--- Records provided ---
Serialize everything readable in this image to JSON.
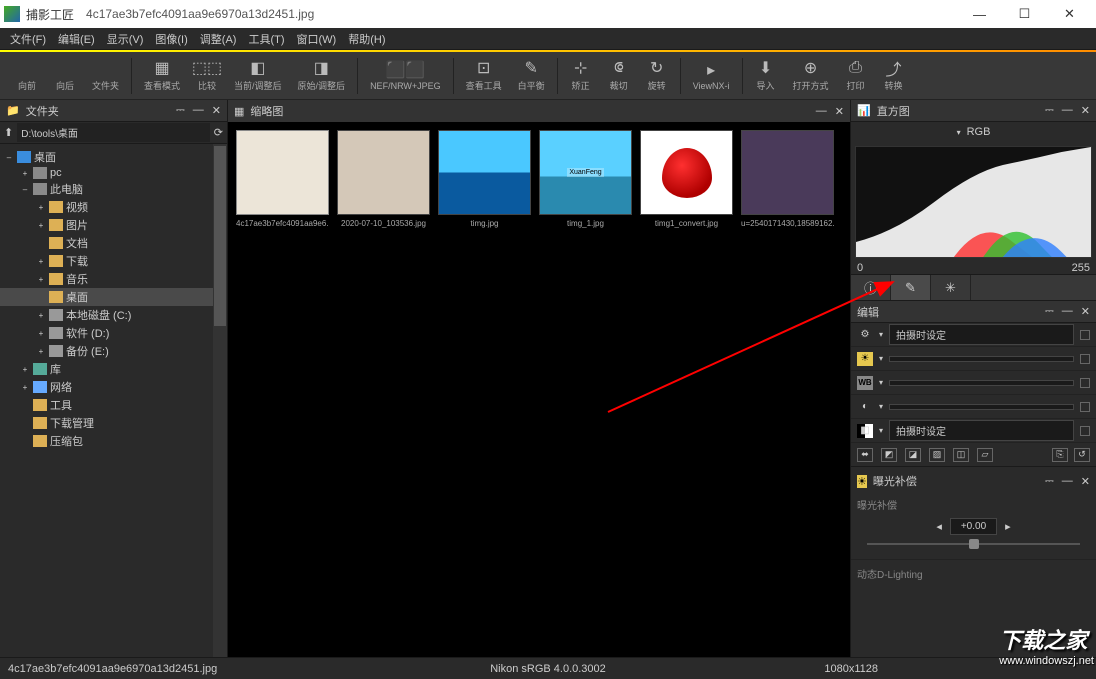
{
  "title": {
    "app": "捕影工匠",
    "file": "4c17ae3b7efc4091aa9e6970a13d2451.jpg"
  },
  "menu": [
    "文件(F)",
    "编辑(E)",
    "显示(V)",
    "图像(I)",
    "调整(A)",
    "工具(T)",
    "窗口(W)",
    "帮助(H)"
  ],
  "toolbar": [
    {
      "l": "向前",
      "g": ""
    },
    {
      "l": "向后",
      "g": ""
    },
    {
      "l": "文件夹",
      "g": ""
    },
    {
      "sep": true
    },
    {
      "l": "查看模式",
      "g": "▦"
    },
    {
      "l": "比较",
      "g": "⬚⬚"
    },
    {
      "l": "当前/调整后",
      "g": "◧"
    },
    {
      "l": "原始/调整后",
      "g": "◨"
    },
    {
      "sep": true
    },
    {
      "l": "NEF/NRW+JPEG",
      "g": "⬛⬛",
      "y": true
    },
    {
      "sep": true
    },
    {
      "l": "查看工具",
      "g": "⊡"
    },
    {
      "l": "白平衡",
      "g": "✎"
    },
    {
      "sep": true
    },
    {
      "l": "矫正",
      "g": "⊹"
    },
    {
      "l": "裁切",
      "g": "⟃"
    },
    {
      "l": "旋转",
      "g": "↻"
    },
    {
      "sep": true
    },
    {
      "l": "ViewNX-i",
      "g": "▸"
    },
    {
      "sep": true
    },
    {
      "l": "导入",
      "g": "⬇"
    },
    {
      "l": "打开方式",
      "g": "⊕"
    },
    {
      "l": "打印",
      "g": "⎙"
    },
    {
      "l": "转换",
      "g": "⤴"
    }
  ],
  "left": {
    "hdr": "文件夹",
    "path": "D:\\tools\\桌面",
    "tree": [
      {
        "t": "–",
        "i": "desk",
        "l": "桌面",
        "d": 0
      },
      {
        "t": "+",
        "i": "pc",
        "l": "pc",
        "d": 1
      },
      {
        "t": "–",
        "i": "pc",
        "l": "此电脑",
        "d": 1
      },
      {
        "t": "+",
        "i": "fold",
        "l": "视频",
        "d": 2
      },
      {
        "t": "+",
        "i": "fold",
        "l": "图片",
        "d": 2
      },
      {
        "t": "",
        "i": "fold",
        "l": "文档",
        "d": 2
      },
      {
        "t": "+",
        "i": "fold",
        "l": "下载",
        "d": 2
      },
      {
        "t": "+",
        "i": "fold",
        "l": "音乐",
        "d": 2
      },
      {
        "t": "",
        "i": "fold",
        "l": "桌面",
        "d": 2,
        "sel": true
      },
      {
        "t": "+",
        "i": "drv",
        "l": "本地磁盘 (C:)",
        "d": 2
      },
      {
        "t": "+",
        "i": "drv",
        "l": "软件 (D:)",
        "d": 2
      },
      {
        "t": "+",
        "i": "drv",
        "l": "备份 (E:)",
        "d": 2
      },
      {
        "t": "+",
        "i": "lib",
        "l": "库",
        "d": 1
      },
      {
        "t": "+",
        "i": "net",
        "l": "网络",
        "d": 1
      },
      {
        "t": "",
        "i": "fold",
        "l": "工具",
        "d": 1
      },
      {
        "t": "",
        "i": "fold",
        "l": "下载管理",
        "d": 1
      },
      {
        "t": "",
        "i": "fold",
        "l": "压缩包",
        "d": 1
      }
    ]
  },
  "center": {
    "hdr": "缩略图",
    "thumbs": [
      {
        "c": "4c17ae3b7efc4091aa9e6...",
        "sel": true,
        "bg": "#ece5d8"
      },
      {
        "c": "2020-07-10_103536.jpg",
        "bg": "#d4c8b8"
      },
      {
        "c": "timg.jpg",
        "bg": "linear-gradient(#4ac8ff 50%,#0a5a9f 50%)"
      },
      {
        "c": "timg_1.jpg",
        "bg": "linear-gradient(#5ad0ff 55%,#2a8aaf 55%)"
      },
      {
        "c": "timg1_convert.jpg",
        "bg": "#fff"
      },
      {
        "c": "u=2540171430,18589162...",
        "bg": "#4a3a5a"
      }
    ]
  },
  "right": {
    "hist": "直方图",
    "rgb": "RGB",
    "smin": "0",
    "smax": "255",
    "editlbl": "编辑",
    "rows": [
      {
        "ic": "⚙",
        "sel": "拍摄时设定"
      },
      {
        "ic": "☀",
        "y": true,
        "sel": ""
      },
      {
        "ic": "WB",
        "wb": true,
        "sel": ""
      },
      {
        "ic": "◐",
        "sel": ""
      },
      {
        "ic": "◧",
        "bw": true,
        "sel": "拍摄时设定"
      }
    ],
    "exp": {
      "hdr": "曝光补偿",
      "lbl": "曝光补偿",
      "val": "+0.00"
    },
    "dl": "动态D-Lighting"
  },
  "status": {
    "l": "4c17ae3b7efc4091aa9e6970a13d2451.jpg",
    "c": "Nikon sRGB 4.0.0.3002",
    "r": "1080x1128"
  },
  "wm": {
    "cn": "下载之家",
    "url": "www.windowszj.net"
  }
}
---
--- Records provided ---
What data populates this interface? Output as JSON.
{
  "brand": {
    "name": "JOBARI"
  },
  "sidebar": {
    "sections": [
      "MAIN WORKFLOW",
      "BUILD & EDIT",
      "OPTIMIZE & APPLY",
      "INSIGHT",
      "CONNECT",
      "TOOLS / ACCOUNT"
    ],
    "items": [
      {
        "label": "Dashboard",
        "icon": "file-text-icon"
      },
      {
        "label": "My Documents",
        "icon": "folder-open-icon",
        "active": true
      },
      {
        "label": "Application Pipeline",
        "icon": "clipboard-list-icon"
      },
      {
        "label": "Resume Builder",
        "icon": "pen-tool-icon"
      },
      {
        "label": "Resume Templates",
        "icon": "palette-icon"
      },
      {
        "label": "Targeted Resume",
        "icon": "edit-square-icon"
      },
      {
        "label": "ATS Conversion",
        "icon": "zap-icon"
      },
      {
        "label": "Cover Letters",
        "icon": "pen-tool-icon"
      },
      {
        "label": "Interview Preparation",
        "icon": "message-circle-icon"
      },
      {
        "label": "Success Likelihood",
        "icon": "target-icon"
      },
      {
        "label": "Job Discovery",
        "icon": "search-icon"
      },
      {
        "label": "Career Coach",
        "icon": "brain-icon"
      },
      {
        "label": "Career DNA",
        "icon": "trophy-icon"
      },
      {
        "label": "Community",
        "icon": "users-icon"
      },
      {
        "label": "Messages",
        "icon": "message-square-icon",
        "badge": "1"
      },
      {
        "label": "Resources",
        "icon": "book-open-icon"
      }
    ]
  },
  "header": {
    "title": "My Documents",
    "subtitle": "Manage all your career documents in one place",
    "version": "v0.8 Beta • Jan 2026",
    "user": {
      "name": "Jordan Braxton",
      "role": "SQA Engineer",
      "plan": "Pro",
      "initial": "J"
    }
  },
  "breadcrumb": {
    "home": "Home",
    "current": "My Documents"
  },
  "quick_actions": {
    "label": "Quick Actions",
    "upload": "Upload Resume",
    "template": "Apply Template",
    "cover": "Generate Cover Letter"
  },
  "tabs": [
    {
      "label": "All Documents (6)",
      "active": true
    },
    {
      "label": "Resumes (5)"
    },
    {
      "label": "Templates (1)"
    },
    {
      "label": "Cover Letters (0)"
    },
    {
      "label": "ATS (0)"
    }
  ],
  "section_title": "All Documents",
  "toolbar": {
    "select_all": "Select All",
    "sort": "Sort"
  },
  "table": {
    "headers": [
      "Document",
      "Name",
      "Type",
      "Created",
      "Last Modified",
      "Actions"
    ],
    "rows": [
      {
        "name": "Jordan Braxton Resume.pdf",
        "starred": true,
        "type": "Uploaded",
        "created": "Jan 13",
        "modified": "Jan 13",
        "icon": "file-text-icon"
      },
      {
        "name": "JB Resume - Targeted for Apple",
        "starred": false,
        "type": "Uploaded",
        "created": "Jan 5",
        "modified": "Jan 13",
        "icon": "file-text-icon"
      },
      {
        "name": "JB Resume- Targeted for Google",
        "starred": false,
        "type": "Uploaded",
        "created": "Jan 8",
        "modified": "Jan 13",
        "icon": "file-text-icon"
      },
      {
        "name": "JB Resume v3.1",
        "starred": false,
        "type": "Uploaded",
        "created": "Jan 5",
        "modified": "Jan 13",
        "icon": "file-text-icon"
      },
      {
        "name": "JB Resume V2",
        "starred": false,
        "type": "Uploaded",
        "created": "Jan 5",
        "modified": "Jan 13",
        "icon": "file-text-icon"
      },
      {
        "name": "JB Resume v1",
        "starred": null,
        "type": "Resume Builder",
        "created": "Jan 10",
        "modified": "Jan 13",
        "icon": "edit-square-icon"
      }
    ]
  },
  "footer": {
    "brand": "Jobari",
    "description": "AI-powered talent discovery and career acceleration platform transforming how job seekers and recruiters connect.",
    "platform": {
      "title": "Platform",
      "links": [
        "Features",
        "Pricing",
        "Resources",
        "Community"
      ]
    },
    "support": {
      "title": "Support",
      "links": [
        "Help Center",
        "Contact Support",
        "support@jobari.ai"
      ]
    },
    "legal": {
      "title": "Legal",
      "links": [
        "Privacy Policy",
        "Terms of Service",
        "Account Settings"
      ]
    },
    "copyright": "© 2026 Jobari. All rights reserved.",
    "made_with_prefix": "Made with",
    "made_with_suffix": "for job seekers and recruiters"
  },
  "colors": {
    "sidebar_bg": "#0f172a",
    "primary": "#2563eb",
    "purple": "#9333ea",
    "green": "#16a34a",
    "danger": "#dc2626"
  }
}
---
Copy out each line of the records where the string "this" appears.

Serialize everything readable in this image to JSON.
What data populates this interface? Output as JSON.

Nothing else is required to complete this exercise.